Dataset items:
========

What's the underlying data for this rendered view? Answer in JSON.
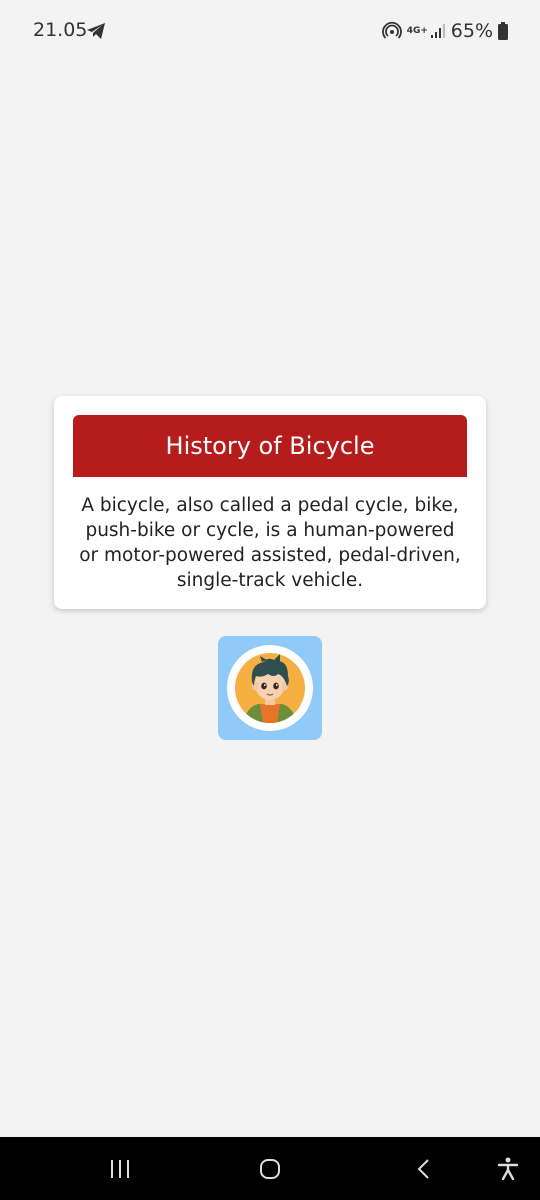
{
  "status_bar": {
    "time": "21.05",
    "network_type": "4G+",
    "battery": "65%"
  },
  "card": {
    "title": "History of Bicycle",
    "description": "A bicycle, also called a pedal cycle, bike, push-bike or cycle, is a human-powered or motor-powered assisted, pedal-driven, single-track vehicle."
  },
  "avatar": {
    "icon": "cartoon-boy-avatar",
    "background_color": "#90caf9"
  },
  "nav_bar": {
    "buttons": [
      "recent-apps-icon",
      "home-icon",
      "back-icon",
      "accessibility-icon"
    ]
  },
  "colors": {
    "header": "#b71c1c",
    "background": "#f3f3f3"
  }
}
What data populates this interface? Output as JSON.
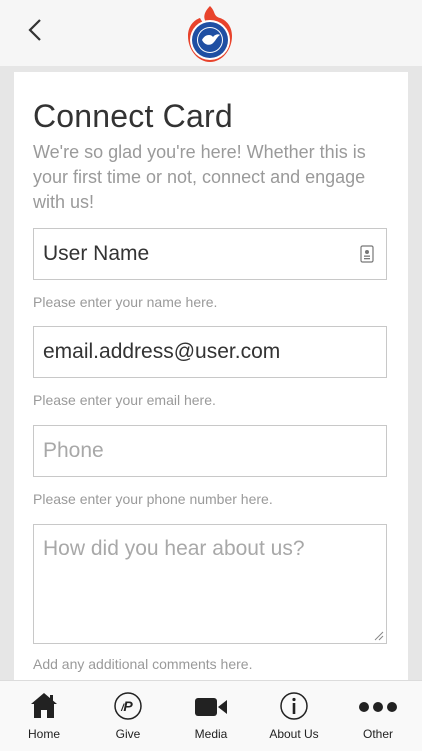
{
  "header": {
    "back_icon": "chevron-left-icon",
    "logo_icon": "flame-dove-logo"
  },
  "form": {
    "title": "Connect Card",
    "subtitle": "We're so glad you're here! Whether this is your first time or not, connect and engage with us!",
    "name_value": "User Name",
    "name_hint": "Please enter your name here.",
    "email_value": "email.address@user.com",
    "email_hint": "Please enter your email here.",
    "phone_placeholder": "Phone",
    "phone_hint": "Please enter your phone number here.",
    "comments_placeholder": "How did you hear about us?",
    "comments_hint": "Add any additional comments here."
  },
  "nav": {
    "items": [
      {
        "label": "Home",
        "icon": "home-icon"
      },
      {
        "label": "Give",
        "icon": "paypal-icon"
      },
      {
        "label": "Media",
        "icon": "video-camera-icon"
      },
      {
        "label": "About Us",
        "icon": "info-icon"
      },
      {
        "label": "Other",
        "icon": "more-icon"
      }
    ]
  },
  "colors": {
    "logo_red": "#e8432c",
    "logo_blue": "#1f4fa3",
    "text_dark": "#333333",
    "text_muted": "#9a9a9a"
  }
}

========

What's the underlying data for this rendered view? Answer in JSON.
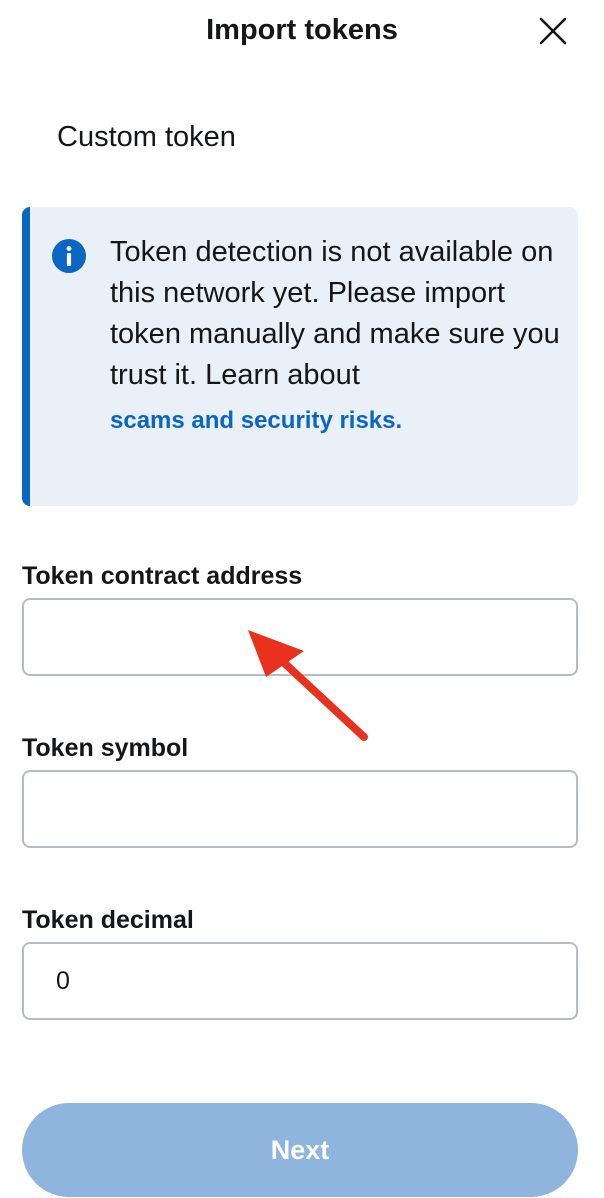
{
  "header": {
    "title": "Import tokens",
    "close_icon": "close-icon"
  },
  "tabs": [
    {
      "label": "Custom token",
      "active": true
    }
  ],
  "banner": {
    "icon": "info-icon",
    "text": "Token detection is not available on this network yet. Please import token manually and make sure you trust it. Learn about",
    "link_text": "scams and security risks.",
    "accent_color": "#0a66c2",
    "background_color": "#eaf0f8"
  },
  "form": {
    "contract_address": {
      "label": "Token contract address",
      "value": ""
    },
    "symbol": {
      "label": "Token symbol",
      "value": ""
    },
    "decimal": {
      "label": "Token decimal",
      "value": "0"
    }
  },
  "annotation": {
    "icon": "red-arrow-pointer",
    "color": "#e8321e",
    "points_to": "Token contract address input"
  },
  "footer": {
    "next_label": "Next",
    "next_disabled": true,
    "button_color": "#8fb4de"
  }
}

========

(Short task) Show every line from the entries above in which "enter" appears.

(Output for this exercise)
    "name_hint": "Please enter your name here.",
    "email_hint": "Please enter your email here.",
    "phone_hint": "Please enter your phone number here.",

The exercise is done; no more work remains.